> _Records from a collection of figures_:
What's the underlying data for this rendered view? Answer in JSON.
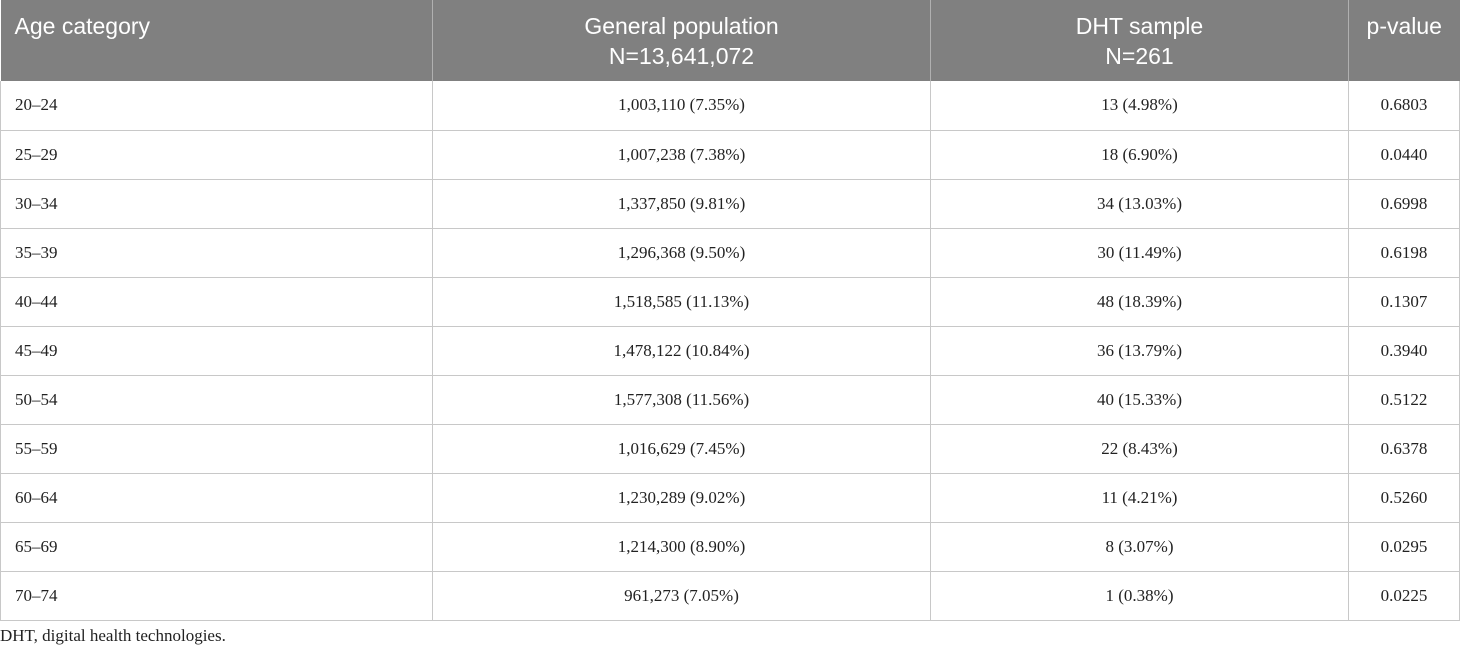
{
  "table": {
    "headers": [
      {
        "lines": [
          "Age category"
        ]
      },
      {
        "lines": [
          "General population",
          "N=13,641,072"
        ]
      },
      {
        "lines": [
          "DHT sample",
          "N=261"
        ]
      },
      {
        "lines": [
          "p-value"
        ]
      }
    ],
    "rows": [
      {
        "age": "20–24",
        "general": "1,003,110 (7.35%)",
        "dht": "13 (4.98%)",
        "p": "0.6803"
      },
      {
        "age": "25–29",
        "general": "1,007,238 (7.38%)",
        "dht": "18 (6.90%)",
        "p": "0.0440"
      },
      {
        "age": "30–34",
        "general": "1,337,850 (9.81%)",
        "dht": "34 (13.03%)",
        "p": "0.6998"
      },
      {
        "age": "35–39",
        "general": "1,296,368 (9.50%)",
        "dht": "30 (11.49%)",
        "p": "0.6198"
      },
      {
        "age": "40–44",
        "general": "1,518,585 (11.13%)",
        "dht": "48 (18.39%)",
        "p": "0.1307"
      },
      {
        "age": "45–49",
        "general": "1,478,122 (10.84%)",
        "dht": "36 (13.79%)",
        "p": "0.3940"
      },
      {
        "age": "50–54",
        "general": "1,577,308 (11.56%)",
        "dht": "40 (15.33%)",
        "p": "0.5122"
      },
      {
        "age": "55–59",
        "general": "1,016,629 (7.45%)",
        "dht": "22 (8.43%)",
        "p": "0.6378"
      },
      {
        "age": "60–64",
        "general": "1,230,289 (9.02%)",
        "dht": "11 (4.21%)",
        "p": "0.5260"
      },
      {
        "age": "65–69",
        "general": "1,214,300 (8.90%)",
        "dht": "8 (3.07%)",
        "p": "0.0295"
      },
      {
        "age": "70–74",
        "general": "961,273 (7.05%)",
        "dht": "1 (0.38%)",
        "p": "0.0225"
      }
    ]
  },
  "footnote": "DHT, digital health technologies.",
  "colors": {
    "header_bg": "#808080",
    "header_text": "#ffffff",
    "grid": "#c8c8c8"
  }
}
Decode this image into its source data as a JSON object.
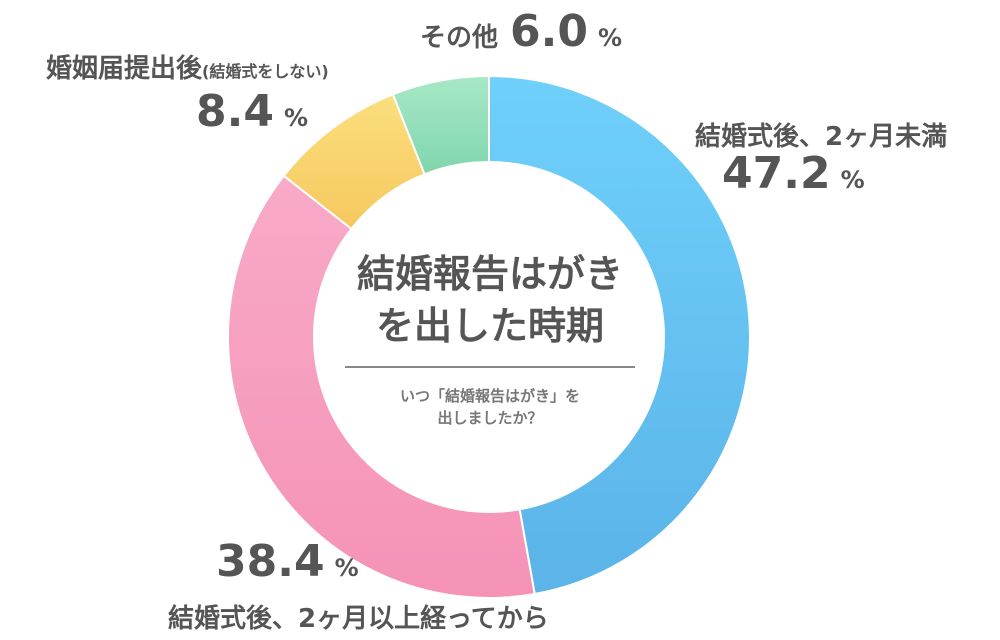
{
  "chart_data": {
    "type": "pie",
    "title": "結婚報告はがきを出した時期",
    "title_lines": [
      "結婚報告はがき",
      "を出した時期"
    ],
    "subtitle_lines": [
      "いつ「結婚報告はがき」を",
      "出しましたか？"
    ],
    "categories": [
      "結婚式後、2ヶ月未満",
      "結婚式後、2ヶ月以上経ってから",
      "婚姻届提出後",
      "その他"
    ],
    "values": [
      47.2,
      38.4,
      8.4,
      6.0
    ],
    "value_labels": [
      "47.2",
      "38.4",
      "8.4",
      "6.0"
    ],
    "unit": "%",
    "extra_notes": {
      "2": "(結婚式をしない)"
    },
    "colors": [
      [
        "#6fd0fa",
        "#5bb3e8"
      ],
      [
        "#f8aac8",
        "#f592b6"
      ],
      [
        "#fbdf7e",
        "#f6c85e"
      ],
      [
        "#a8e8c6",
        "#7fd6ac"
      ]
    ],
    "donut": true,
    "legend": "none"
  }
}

> _GIVEN REQUEST_: Pick each line holding the word "JSON" out of the listing.

> _RESPONSE TO THE EXERCISE_:
What's the underlying data for this rendered view? Answer in JSON.
Decode this image into its source data as a JSON object.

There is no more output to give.